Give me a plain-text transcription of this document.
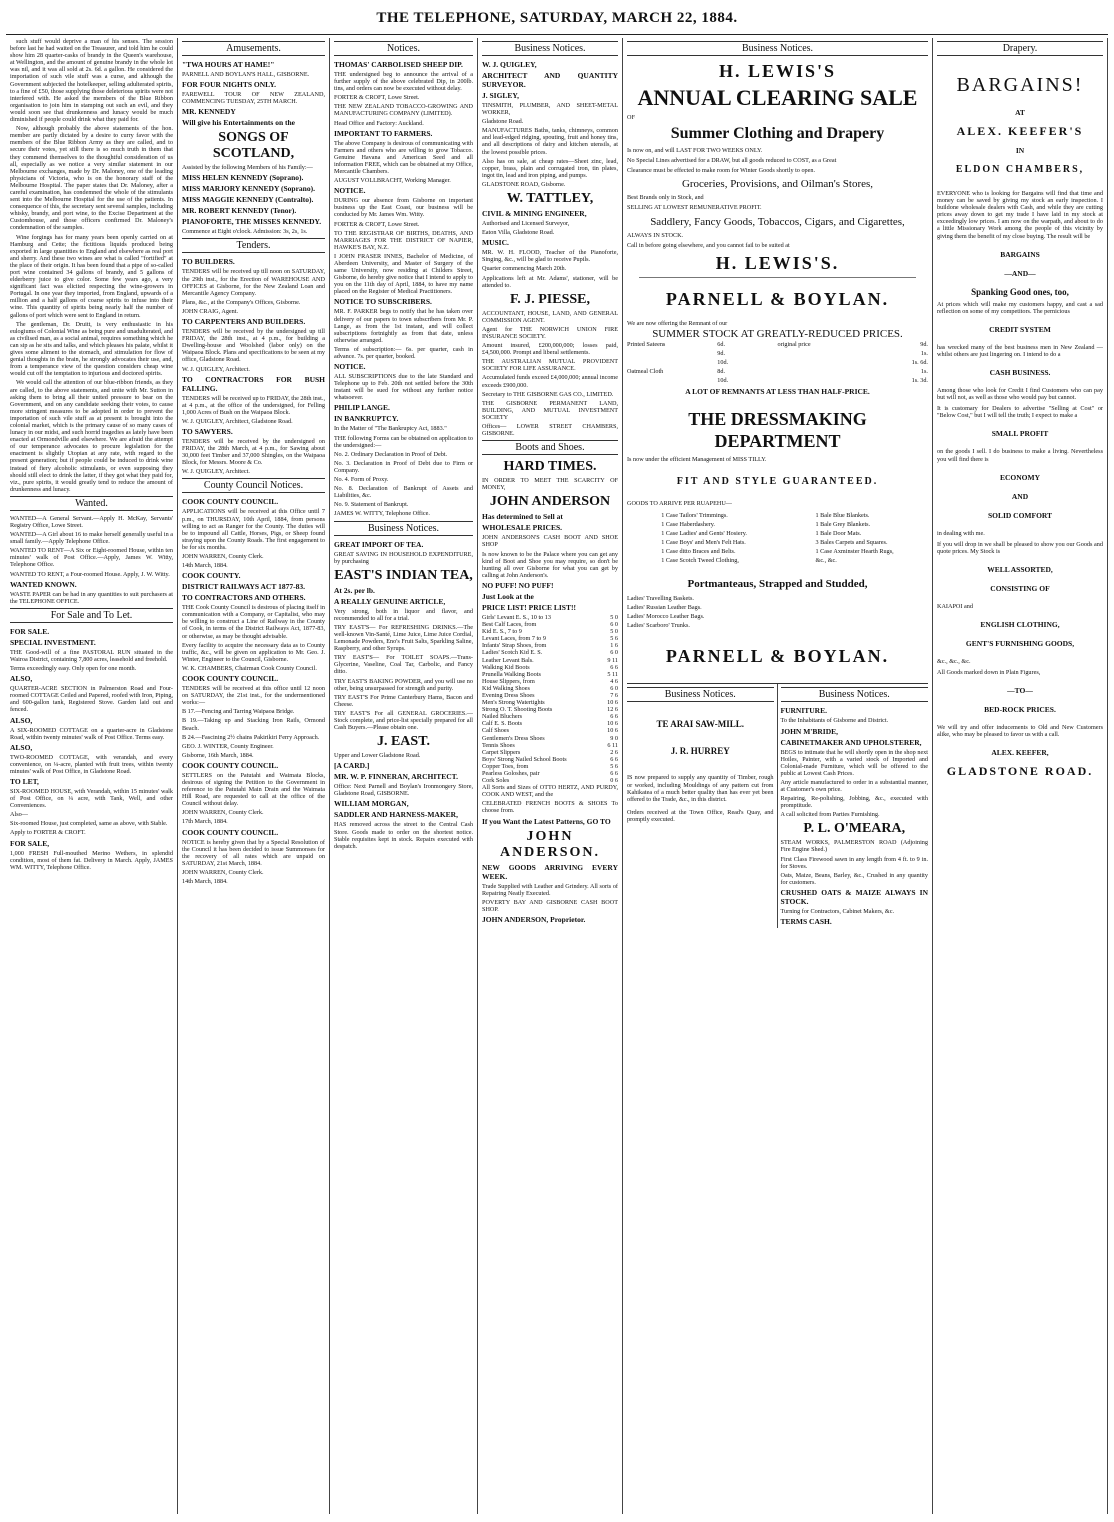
THE TELEPHONE, SATURDAY, MARCH 22, 1884.
such stuff would deprive a man of his senses. The session before last he had waited on the Treasurer, and told him he could show him 28 quarter-casks of brandy in the Queen's warehouse, at Wellington, and the amount of genuine brandy in the whole lot was nil, and it was all sold at 2s. 6d. a gallon. He considered the importation of such vile stuff was a curse, and although the Government subjected the hotelkeeper, selling adulterated spirits, to a fine of £50, those supplying those deleterious spirits were not interfered with. He asked the members of the Blue Ribbon organisation to join him in stamping out such an evil, and they would soon see that drunkenness and lunacy would be much diminished if people could drink what they paid for.
Now, although probably the above statements of the hon. member are partly dictated by a desire to curry favor with the members of the Blue Ribbon Army as they are called, and to secure their votes, yet still there is so much truth in them that they commend themselves to the thoughtful consideration of us all, especially as we notice a very similar statement in our Melbourne exchanges, made by Dr. Maloney, one of the leading physicians of Victoria, who is on the honorary staff of the Melbourne Hospital. The paper states that Dr. Maloney, after a careful examination, has condemned the whole of the stimulants sent into the Melbourne Hospital for the use of the patients. In consequence of this, the secretary sent several samples, including whisky, brandy, and port wine, to the Excise Department at the Customhouse, and those officers confirmed Dr. Maloney's condemnation of the samples.
Wine forgings has for many years been openly carried on at Hamburg and Cette; the fictitious liquids produced being exported in large quantities to England and elsewhere as real port and sherry. And these two wines are what is called "fortified" at the place of their origin. It has been found that a pipe of so-called port wine contained 34 gallons of brandy, and 5 gallons of elderberry juice to give color. Some few years ago, a very significant fact was elicited respecting the wine-growers in Portugal. In one year they imported, from England, upwards of a million and a half gallons of coarse spirits to infuse into their wine. This quantity of spirits being nearly half the number of gallons of port which were sent to England in return.
The gentleman, Dr. Druitt, is very enthusiastic in his eulogiums of Colonial Wine as being pure and unadulterated, and as civilised man, as a social animal, requires something which he can sip as he sits and talks, and which pleases his palate, whilst it gives some aliment to the stomach, and stimulation for flow of genial thoughts in the brain, he strongly advocates their use, and, from a temperance view of the question considers cheap wine would cut off the temptation to injurious and doctored spirits.
We would call the attention of our blue-ribbon friends, as they are called, to the above statements, and unite with Mr. Sutton in asking them to bring all their united pressure to bear on the Government, and on any candidate seeking their votes, to cause more stringent measures to be adopted in order to prevent the importation of such vile stuff as at present is brought into the colonial market, which is the primary cause of so many cases of lunacy in our midst, and such horrid tragedies as lately have been enacted at Ormondville and elsewhere. We are afraid the attempt of our temperance advocates to procure legislation for the enactment is slightly Utopian at any rate, with regard to the present generation; but if people could be induced to drink wine instead of fiery alcoholic stimulants, or even supposing they should still elect to drink the latter, if they got what they paid for, viz., pure spirits, it would greatly tend to reduce the amount of drunkenness and lunacy.
Wanted.
WANTED—A General Servant.—Apply H. McKay, Servants' Registry Office, Lowe Street.
WANTED—A Girl about 16 to make herself generally useful in a small family.—Apply Telephone Office.
WANTED TO RENT—A Six or Eight-roomed House, within ten minutes' walk of Post Office.—Apply, James W. Witty, Telephone Office.
WANTED TO RENT, a Four-roomed House. Apply, J. W. Witty.
WANTED KNOWN.
WASTE PAPER can be had in any quantities to suit purchasers at the TELEPHONE OFFICE.
For Sale and To Let.
FOR SALE.
SPECIAL INVESTMENT.
THE Good-will of a fine PASTORAL RUN situated in the Wairoa District, containing 7,800 acres, leasehold and freehold.
Terms exceedingly easy. Only open for one month.
ALSO,
QUARTER-ACRE SECTION in Palmerston Road and Four-roomed COTTAGE Ceiled and Papered, roofed with Iron, Piping, and 600-gallon tank, Registered Stove. Garden laid out and fenced.
ALSO,
A SIX-ROOMED COTTAGE on a quarter-acre in Gladstone Road, within twenty minutes' walk of Post Office. Terms easy.
ALSO,
TWO-ROOMED COTTAGE, with verandah, and every convenience, on ¼-acre, planted with fruit trees, within twenty minutes' walk of Post Office, in Gladstone Road.
TO LET,
SIX-ROOMED HOUSE, with Verandah, within 15 minutes' walk of Post Office, on ¼ acre, with Tank, Well, and other Conveniences.
Also—
Six-roomed House, just completed, same as above, with Stable.
Apply to FORTER & CROFT.
FOR SALE,
1,000 FRESH Full-mouthed Merino Wethers, in splendid condition, most of them fat. Delivery in March. Apply, JAMES WM. WITTY, Telephone Office.
Amusements.
"TWA HOURS AT HAME!"
PARNELL AND BOYLAN'S HALL, GISBORNE.
FOR FOUR NIGHTS ONLY.
FAREWELL TOUR OF NEW ZEALAND, COMMENCING TUESDAY, 25TH MARCH.
MR. KENNEDY
Will give his Entertainments on the
SONGS OF SCOTLAND,
Assisted by the following Members of his Family:—
MISS HELEN KENNEDY (Soprano).
MISS MARJORY KENNEDY (Soprano).
MISS MAGGIE KENNEDY (Contralto).
MR. ROBERT KENNEDY (Tenor).
PIANOFORTE, THE MISSES KENNEDY.
Commence at Eight o'clock. Admission: 3s, 2s, 1s.
Tenders.
TO BUILDERS.
TENDERS will be received up till noon on SATURDAY, the 29th inst., for the Erection of WAREHOUSE AND OFFICES at Gisborne, for the New Zealand Loan and Mercantile Agency Company.
Plans, &c., at the Company's Offices, Gisborne.
JOHN CRAIG, Agent.
TO CARPENTERS AND BUILDERS.
TENDERS will be received by the undersigned up till FRIDAY, the 28th inst., at 4 p.m., for building a Dwelling-house and Woolshed (labor only) on the Waipaoa Block. Plans and specifications to be seen at my office, Gladstone Road.
W. J. QUIGLEY, Architect.
TO CONTRACTORS FOR BUSH FALLING.
TENDERS will be received up to FRIDAY, the 28th inst., at 4 p.m., at the office of the undersigned, for Felling 1,000 Acres of Bush on the Waipaoa Block.
W. J. QUIGLEY, Architect, Gladstone Road.
TO SAWYERS.
TENDERS will be received by the undersigned on FRIDAY, the 28th March, at 4 p.m., for Sawing about 30,000 feet Timber and 37,000 Shingles, on the Waipaoa Block, for Messrs. Moore & Co.
W. J. QUIGLEY, Architect.
County Council Notices.
COOK COUNTY COUNCIL.
APPLICATIONS will be received at this Office until 7 p.m., on THURSDAY, 10th April, 1884, from persons willing to act as Ranger for the County. The duties will be to impound all Cattle, Horses, Pigs, or Sheep found straying upon the County Roads. The first engagement to be for six months.
JOHN WARREN, County Clerk.
14th March, 1884.
COOK COUNTY.
DISTRICT RAILWAYS ACT 1877-83.
TO CONTRACTORS AND OTHERS.
THE Cook County Council is desirous of placing itself in communication with a Company, or Capitalist, who may be willing to construct a Line of Railway in the County of Cook, in terms of the District Railways Act, 1877-83, or otherwise, as may be thought advisable.
Every facility to acquire the necessary data as to County traffic, &c., will be given on application to Mr. Geo. J. Winter, Engineer to the Council, Gisborne.
W. K. CHAMBERS, Chairman Cook County Council.
COOK COUNTY COUNCIL.
TENDERS will be received at this office until 12 noon on SATURDAY, the 21st inst., for the undermentioned works:—
B 17.—Fencing and Tarring Waipaoa Bridge.
B 19.—Taking up and Stacking Iron Rails, Ormond Beach.
B 24.—Fascining 2½ chains Pakirikiri Ferry Approach.
GEO. J. WINTER, County Engineer.
Gisborne, 16th March, 1884.
COOK COUNTY COUNCIL.
SETTLERS on the Patutahi and Waimata Blocks, desirous of signing the Petition to the Government in reference to the Patutahi Main Drain and the Waimata Hill Road, are requested to call at the office of the Council without delay.
JOHN WARREN, County Clerk.
17th March, 1884.
COOK COUNTY COUNCIL.
NOTICE is hereby given that by a Special Resolution of the Council it has been decided to issue Summonses for the recovery of all rates which are unpaid on SATURDAY, 21st March, 1884.
JOHN WARREN, County Clerk.
14th March, 1884.
Notices.
THOMAS' CARBOLISED SHEEP DIP.
THE undersigned beg to announce the arrival of a further supply of the above celebrated Dip, in 200lb. tins, and orders can now be executed without delay.
FORTER & CROFT, Lowe Street.
THE NEW ZEALAND TOBACCO-GROWING AND MANUFACTURING COMPANY (LIMITED).
Head Office and Factory: Auckland.
IMPORTANT TO FARMERS.
The above Company is desirous of communicating with Farmers and others who are willing to grow Tobacco. Genuine Havana and American Seed and all information FREE, which can be obtained at my Office, Mercantile Chambers.
AUGUST VOLLBRACHT, Working Manager.
NOTICE.
DURING our absence from Gisborne on important business up the East Coast, our business will be conducted by Mr. James Wm. Witty.
FORTER & CROFT, Lowe Street.
TO THE REGISTRAR OF BIRTHS, DEATHS, AND MARRIAGES FOR THE DISTRICT OF NAPIER, HAWKE'S BAY, N.Z.
I JOHN FRASER INNES, Bachelor of Medicine, of Aberdeen University, and Master of Surgery of the same University, now residing at Childers Street, Gisborne, do hereby give notice that I intend to apply to you on the 11th day of April, 1884, to have my name placed on the Register of Medical Practitioners.
NOTICE TO SUBSCRIBERS.
MR. F. PARKER begs to notify that he has taken over delivery of our papers to town subscribers from Mr. P. Lange, as from the 1st instant, and will collect subscriptions fortnightly as from that date, unless otherwise arranged.
Terms of subscription:— 6s. per quarter, cash in advance. 7s. per quarter, booked.
NOTICE.
ALL SUBSCRIPTIONS due to the late Standard and Telephone up to Feb. 20th not settled before the 30th instant will be sued for without any further notice whatsoever.
PHILIP LANGE.
IN BANKRUPTCY.
In the Matter of "The Bankruptcy Act, 1883."
THE following Forms can be obtained on application to the undersigned:—
No. 2. Ordinary Declaration in Proof of Debt.
No. 3. Declaration in Proof of Debt due to Firm or Company.
No. 4. Form of Proxy.
No. 8. Declaration of Bankrupt of Assets and Liabilities, &c.
No. 9. Statement of Bankrupt.
JAMES W. WITTY, Telephone Office.
Business Notices.
GREAT IMPORT OF TEA.
GREAT SAVING IN HOUSEHOLD EXPENDITURE, by purchasing
EAST'S INDIAN TEA,
At 2s. per lb.
A REALLY GENUINE ARTICLE,
Very strong, both in liquor and flavor, and recommended to all for a trial.
TRY EAST'S— For REFRESHING DRINKS.—The well-known Vin-Santé, Lime Juice, Lime Juice Cordial, Lemonade Powders, Eno's Fruit Salts, Sparkling Saline, Raspberry, and other Syrups.
TRY EAST'S— For TOILET SOAPS.—Trans-Glycerine, Vaseline, Coal Tar, Carbolic, and Fancy ditto.
TRY EAST'S BAKING POWDER, and you will use no other, being unsurpassed for strength and purity.
TRY EAST'S For Prime Canterbury Hams, Bacon and Cheese.
TRY EAST'S For all GENERAL GROCERIES.—Stock complete, and price-list specially prepared for all Cash Buyers.—Please obtain one.
J. EAST.
Upper and Lower Gladstone Road.
[A CARD.]
MR. W. P. FINNERAN, ARCHITECT.
Office: Next Parnell and Boylan's Ironmongery Store, Gladstone Road, GISBORNE.
WILLIAM MORGAN,
SADDLER AND HARNESS-MAKER,
HAS removed across the street to the Central Cash Store. Goods made to order on the shortest notice. Stable requisites kept in stock. Repairs executed with despatch.
Business Notices.
W. J. QUIGLEY,
ARCHITECT AND QUANTITY SURVEYOR.
J. SIGLEY,
TINSMITH, PLUMBER, AND SHEET-METAL WORKER,
Gladstone Road.
MANUFACTURES Baths, tanks, chimneys, common and lead-edged ridging, spouting, fruit and honey tins, and all descriptions of dairy and kitchen utensils, at the lowest possible prices.
Also has on sale, at cheap rates—Sheet zinc, lead, copper, brass, plain and corrugated iron, tin plates, ingot tin, lead and iron piping, and pumps.
GLADSTONE ROAD, Gisborne.
W. TATTLEY,
CIVIL & MINING ENGINEER,
Authorised and Licensed Surveyor,
Eaton Villa, Gladstone Road.
MUSIC.
MR. W. H. FLOOD, Teacher of the Pianoforte, Singing, &c., will be glad to receive Pupils.
Quarter commencing March 20th.
Applications left at Mr. Adams', stationer, will be attended to.
F. J. PIESSE,
ACCOUNTANT, HOUSE, LAND, AND GENERAL COMMISSION AGENT.
Agent for THE NORWICH UNION FIRE INSURANCE SOCIETY.
Amount insured, £200,000,000; losses paid, £4,500,000. Prompt and liberal settlements.
THE AUSTRALIAN MUTUAL PROVIDENT SOCIETY FOR LIFE ASSURANCE.
Accumulated funds exceed £4,000,000; annual income exceeds £900,000.
Secretary to THE GISBORNE GAS CO., LIMITED.
THE GISBORNE PERMANENT LAND, BUILDING, AND MUTUAL INVESTMENT SOCIETY
Offices— LOWER STREET CHAMBERS, GISBORNE.
Boots and Shoes.
HARD TIMES.
IN ORDER TO MEET THE SCARCITY OF MONEY,
JOHN ANDERSON
Has determined to Sell at
WHOLESALE PRICES.
JOHN ANDERSON'S CASH BOOT AND SHOE SHOP
Is now known to be the Palace where you can get any kind of Boot and Shoe you may require, so don't be hunting all over Gisborne for what you can get by calling at John Anderson's.
NO PUFF! NO PUFF!
Just Look at the
PRICE LIST! PRICE LIST!!
Girls' Levant E. S., 10 to 13	5 0
Best Calf Laces, from	6 0
Kid E. S., 7 to 9	5 0
Levant Laces, from 7 to 9	5 6
Infants' Strap Shoes, from	1 6
Ladies' Scotch Kid E. S.	6 0
Leather Levant Bals.	9 11
Walking Kid Boots	6 6
Prunella Walking Boots	5 11
House Slippers, from	4 6
Kid Walking Shoes	6 0
Evening Dress Shoes	7 6
Men's Strong Watertights	10 6
Strong O. T. Shooting Boots	12 6
Nailed Bluchers	6 6
Calf E. S. Boots	10 6
Calf Shoes	10 6
Gentlemen's Dress Shoes	9 0
Tennis Shoes	6 11
Carpet Slippers	2 6
Boys' Strong Nailed School Boots	6 6
Copper Toes, from	5 6
Pearless Goloshes, pair	6 6
Cork Soles	0 6
All Sorts and Sizes of OTTO HERTZ, AND PURDY, COOK AND WEST, and the
CELEBRATED FRENCH BOOTS & SHOES To choose from.
If you Want the Latest Patterns, GO TO
JOHN ANDERSON.
NEW GOODS ARRIVING EVERY WEEK.
Trade Supplied with Leather and Grindery. All sorts of Repairing Neatly Executed.
POVERTY BAY AND GISBORNE CASH BOOT SHOP.
JOHN ANDERSON, Proprietor.
Business Notices.
H. LEWIS'S
ANNUAL CLEARING SALE
OF
Summer Clothing and Drapery
Is now on, and will LAST FOR TWO WEEKS ONLY.
No Special Lines advertised for a DRAW, but all goods reduced to COST, as a Great
Clearance must be effected to make room for Winter Goods shortly to open.
Groceries, Provisions, and Oilman's Stores,
Best Brands only in Stock, and
SELLING AT LOWEST REMUNERATIVE PROFIT.
Saddlery, Fancy Goods, Tobaccos, Cigars, and Cigarettes,
ALWAYS IN STOCK.
Call in before going elsewhere, and you cannot fail to be suited at
H. LEWIS'S.
PARNELL & BOYLAN.
We are now offering the Remnant of our
SUMMER STOCK AT GREATLY-REDUCED PRICES.
Printed Sateens	6d.	original price	9d.
9d.	1s.
10d.	1s. 6d.
Oatmeal Cloth	8d.	1s.
10d.	1s. 3d.
A LOT OF REMNANTS AT LESS THAN HALF-PRICE.
THE DRESSMAKING DEPARTMENT
Is now under the efficient Management of MISS TILLY.
FIT AND STYLE GUARANTEED.
GOODS TO ARRIVE PER RUAPEHU—
1 Case Tailors' Trimmings.
1 Case Haberdashery.
1 Case Ladies' and Gents' Hosiery.
1 Case Boys' and Men's Felt Hats.
1 Case ditto Braces and Belts.
1 Case Scotch Tweed Clothing,
1 Bale Blue Blankets.
1 Bale Grey Blankets.
1 Bale Door Mats.
3 Bales Carpets and Squares.
1 Case Axminster Hearth Rugs,
&c., &c.
Portmanteaus, Strapped and Studded,
Ladies' Travelling Baskets.
Ladies' Russian Leather Bags.
Ladies' Morocco Leather Bags.
Ladies' Scarboro' Trunks.
PARNELL & BOYLAN.
Business Notices.
TE ARAI SAW-MILL.
J. R. HURREY
IS now prepared to supply any quantity of Timber, rough or worked, including Mouldings of any pattern cut from Kahikatea of a much better quality than has ever yet been offered to the Trade, &c., in this district.
Orders received at the Town Office, Read's Quay, and promptly executed.
Business Notices.
FURNITURE.
To the Inhabitants of Gisborne and District.
JOHN M'BRIDE,
CABINETMAKER AND UPHOLSTERER,
BEGS to intimate that he will shortly open in the shop next Hoiles, Painter, with a varied stock of Imported and Colonial-made Furniture, which will be offered to the public at Lowest Cash Prices.
Any article manufactured to order in a substantial manner, at Customer's own price.
Repairing, Re-polishing, Jobbing, &c., executed with promptitude.
A call solicited from Parties Furnishing.
P. L. O'MEARA,
STEAM WORKS, PALMERSTON ROAD (Adjoining Fire Engine Shed.)
First Class Firewood sawn in any length from 4 ft. to 9 in. for Stoves.
Oats, Maize, Beans, Barley, &c., Crushed in any quantity for customers.
CRUSHED OATS & MAIZE ALWAYS IN STOCK.
Turning for Contractors, Cabinet Makers, &c.
TERMS CASH.
Drapery.
BARGAINS!
AT
ALEX. KEEFER'S
IN
ELDON CHAMBERS,
EVERYONE who is looking for Bargains will find that time and money can be saved by giving my stock an early inspection. I buildone wholesale dealers with Cash, and while they are cutting prices away down to get my trade I have laid in my stock at exceedingly low prices. I am now on the warpath, and about to do a little Missionary Work among the people of this vicinity by giving them the benefit of my close buying. The result will be
BARGAINS
—AND—
Spanking Good ones, too,
At prices which will make my customers happy, and cast a sad reflection on some of my competitors. The pernicious
CREDIT SYSTEM
has wrecked many of the best business men in New Zealand — whilst others are just lingering on. I intend to do a
CASH BUSINESS.
Among those who look for Credit I find Customers who can pay but will not, as well as those who would pay but cannot.
It is customary for Dealers to advertise "Selling at Cost" or "Below Cost," but I will tell the truth; I expect to make a
SMALL PROFIT
on the goods I sell. I do business to make a living. Nevertheless you will find there is
ECONOMY
AND
SOLID COMFORT
in dealing with me.
If you will drop in we shall be pleased to show you our Goods and quote prices. My Stock is
WELL ASSORTED,
CONSISTING OF
KAIAPOI and
ENGLISH CLOTHING,
GENT'S FURNISHING GOODS,
&c., &c., &c.
All Goods marked down in Plain Figures,
—TO—
BED-ROCK PRICES.
We will try and offer inducements to Old and New Customers alike, who may be pleased to favor us with a call.
ALEX. KEEFER,
GLADSTONE ROAD.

++++++++++

• _EXERCISE BRIEF_:
State the number of lines in the data above containing the string "intend" and nothing more.

• _RESPONSE TO THIS TASK_:
2